ENTRIES:

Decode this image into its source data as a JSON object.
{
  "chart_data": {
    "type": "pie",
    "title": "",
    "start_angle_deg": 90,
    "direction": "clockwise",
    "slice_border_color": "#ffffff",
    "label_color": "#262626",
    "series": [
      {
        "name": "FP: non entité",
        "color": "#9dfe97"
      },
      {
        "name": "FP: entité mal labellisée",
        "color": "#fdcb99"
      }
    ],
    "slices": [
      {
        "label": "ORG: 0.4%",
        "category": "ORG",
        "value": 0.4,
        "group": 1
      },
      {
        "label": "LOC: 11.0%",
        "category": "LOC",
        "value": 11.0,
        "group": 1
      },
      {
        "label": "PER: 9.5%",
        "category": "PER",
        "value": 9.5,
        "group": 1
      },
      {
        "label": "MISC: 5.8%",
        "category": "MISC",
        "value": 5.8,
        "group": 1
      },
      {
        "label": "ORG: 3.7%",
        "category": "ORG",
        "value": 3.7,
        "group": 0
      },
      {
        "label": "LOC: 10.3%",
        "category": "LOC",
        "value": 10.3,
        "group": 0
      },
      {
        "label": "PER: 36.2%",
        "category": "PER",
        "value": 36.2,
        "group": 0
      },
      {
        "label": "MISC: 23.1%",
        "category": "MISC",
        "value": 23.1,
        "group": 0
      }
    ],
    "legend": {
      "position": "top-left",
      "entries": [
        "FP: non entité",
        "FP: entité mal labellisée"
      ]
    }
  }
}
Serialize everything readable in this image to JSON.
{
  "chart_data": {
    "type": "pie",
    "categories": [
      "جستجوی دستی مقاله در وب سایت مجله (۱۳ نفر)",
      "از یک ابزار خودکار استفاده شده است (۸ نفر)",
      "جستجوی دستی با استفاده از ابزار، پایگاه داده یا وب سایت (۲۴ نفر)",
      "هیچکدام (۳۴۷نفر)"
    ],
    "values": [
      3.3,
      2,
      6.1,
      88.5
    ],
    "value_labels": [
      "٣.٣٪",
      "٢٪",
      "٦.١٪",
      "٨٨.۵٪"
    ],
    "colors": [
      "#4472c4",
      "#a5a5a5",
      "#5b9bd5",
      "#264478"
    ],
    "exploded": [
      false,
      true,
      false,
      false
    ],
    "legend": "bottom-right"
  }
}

TASK BRIEF: Pick every line with "سایت" in it and copy it.

ANSWER FOR THE TASK:
      "جستجوی دستی مقاله در وب سایت مجله (۱۳ نفر)",
      "جستجوی دستی با استفاده از ابزار، پایگاه داده یا وب سایت (۲۴ نفر)",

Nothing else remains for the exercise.